— start Data provided —
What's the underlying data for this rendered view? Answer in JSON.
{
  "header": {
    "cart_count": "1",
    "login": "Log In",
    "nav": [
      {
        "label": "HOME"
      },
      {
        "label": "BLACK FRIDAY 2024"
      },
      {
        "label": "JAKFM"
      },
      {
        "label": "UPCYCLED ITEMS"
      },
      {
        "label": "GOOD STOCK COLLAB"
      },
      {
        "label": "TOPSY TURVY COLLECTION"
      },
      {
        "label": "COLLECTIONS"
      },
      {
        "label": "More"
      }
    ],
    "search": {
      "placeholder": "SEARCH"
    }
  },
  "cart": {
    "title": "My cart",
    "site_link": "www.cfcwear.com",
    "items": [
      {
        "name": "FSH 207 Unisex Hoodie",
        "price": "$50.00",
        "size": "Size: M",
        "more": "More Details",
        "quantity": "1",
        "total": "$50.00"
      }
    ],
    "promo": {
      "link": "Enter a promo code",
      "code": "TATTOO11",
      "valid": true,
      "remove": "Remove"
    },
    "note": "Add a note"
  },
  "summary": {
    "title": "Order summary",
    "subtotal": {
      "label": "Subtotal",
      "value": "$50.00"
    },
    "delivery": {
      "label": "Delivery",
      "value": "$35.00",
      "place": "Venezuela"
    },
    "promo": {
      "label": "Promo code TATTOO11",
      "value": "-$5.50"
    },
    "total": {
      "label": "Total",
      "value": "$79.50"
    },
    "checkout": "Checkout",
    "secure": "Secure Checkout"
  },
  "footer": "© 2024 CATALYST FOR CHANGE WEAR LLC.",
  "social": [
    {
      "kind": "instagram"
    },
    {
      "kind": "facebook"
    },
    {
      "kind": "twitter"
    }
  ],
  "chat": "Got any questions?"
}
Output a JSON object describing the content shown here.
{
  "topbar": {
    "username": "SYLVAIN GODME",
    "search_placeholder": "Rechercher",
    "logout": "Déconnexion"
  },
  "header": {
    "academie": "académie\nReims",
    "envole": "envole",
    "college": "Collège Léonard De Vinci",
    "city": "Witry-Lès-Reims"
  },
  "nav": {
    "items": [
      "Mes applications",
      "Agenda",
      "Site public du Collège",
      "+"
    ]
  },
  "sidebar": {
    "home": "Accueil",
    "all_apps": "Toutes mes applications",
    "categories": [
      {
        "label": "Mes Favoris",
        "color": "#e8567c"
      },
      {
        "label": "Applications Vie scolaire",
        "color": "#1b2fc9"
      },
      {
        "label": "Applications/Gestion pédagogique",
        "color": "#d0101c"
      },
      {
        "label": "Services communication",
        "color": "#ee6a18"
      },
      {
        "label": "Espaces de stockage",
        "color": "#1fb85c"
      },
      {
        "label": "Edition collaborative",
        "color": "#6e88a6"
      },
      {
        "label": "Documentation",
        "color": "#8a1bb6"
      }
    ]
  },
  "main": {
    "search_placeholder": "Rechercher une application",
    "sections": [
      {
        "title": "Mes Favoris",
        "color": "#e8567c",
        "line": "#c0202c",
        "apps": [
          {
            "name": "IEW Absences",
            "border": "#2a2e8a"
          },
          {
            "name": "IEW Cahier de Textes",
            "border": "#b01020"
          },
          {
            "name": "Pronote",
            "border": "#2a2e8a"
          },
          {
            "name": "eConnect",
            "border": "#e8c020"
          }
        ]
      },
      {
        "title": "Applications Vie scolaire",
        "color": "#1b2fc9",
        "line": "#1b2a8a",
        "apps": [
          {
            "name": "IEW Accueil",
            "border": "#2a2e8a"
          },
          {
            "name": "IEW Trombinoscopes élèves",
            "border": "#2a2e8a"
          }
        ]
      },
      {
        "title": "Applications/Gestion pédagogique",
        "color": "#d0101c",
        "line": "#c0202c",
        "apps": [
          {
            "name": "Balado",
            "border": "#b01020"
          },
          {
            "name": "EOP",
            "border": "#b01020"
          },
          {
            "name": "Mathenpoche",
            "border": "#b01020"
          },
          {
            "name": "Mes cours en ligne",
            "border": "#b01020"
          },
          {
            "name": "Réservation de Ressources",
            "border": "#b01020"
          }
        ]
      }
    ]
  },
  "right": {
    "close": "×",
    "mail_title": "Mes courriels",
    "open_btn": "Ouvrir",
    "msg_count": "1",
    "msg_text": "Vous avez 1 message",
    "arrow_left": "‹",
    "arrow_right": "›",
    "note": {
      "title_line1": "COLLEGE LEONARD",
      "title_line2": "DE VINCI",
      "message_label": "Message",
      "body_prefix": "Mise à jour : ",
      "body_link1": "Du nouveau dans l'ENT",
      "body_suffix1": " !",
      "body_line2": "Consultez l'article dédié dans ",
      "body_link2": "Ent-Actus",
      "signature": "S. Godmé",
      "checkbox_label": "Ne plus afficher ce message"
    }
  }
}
— end Data provided —
Your objective :: Reproduce the material above without altering a single character.

Final answer ::
What's the underlying data for this rendered view? Answer in JSON.
{
  "header": {
    "cart_count": "1",
    "login": "Log In",
    "nav": [
      {
        "label": "HOME"
      },
      {
        "label": "BLACK FRIDAY 2024"
      },
      {
        "label": "JAKFM"
      },
      {
        "label": "UPCYCLED ITEMS"
      },
      {
        "label": "GOOD STOCK COLLAB"
      },
      {
        "label": "TOPSY TURVY COLLECTION"
      },
      {
        "label": "COLLECTIONS"
      },
      {
        "label": "More"
      }
    ],
    "search": {
      "placeholder": "SEARCH"
    }
  },
  "cart": {
    "title": "My cart",
    "site_link": "www.cfcwear.com",
    "items": [
      {
        "name": "FSH 207 Unisex Hoodie",
        "price": "$50.00",
        "size": "Size: M",
        "more": "More Details",
        "quantity": "1",
        "total": "$50.00"
      }
    ],
    "promo": {
      "link": "Enter a promo code",
      "code": "TATTOO11",
      "valid": true,
      "remove": "Remove"
    },
    "note": "Add a note"
  },
  "summary": {
    "title": "Order summary",
    "subtotal": {
      "label": "Subtotal",
      "value": "$50.00"
    },
    "delivery": {
      "label": "Delivery",
      "value": "$35.00",
      "place": "Venezuela"
    },
    "promo": {
      "label": "Promo code TATTOO11",
      "value": "-$5.50"
    },
    "total": {
      "label": "Total",
      "value": "$79.50"
    },
    "checkout": "Checkout",
    "secure": "Secure Checkout"
  },
  "footer": "© 2024 CATALYST FOR CHANGE WEAR LLC.",
  "social": [
    {
      "kind": "instagram"
    },
    {
      "kind": "facebook"
    },
    {
      "kind": "twitter"
    }
  ],
  "chat": "Got any questions?"
}
Output a JSON object describing the content shown here.
{
  "topbar": {
    "username": "SYLVAIN GODME",
    "search_placeholder": "Rechercher",
    "logout": "Déconnexion"
  },
  "header": {
    "academie": "académie\nReims",
    "envole": "envole",
    "college": "Collège Léonard De Vinci",
    "city": "Witry-Lès-Reims"
  },
  "nav": {
    "items": [
      "Mes applications",
      "Agenda",
      "Site public du Collège",
      "+"
    ]
  },
  "sidebar": {
    "home": "Accueil",
    "all_apps": "Toutes mes applications",
    "categories": [
      {
        "label": "Mes Favoris",
        "color": "#e8567c"
      },
      {
        "label": "Applications Vie scolaire",
        "color": "#1b2fc9"
      },
      {
        "label": "Applications/Gestion pédagogique",
        "color": "#d0101c"
      },
      {
        "label": "Services communication",
        "color": "#ee6a18"
      },
      {
        "label": "Espaces de stockage",
        "color": "#1fb85c"
      },
      {
        "label": "Edition collaborative",
        "color": "#6e88a6"
      },
      {
        "label": "Documentation",
        "color": "#8a1bb6"
      }
    ]
  },
  "main": {
    "search_placeholder": "Rechercher une application",
    "sections": [
      {
        "title": "Mes Favoris",
        "color": "#e8567c",
        "line": "#c0202c",
        "apps": [
          {
            "name": "IEW Absences",
            "border": "#2a2e8a"
          },
          {
            "name": "IEW Cahier de Textes",
            "border": "#b01020"
          },
          {
            "name": "Pronote",
            "border": "#2a2e8a"
          },
          {
            "name": "eConnect",
            "border": "#e8c020"
          }
        ]
      },
      {
        "title": "Applications Vie scolaire",
        "color": "#1b2fc9",
        "line": "#1b2a8a",
        "apps": [
          {
            "name": "IEW Accueil",
            "border": "#2a2e8a"
          },
          {
            "name": "IEW Trombinoscopes élèves",
            "border": "#2a2e8a"
          }
        ]
      },
      {
        "title": "Applications/Gestion pédagogique",
        "color": "#d0101c",
        "line": "#c0202c",
        "apps": [
          {
            "name": "Balado",
            "border": "#b01020"
          },
          {
            "name": "EOP",
            "border": "#b01020"
          },
          {
            "name": "Mathenpoche",
            "border": "#b01020"
          },
          {
            "name": "Mes cours en ligne",
            "border": "#b01020"
          },
          {
            "name": "Réservation de Ressources",
            "border": "#b01020"
          }
        ]
      }
    ]
  },
  "right": {
    "close": "×",
    "mail_title": "Mes courriels",
    "open_btn": "Ouvrir",
    "msg_count": "1",
    "msg_text": "Vous avez 1 message",
    "arrow_left": "‹",
    "arrow_right": "›",
    "note": {
      "title_line1": "COLLEGE LEONARD",
      "title_line2": "DE VINCI",
      "message_label": "Message",
      "body_prefix": "Mise à jour : ",
      "body_link1": "Du nouveau dans l'ENT",
      "body_suffix1": " !",
      "body_line2": "Consultez l'article dédié dans ",
      "body_link2": "Ent-Actus",
      "signature": "S. Godmé",
      "checkbox_label": "Ne plus afficher ce message"
    }
  }
}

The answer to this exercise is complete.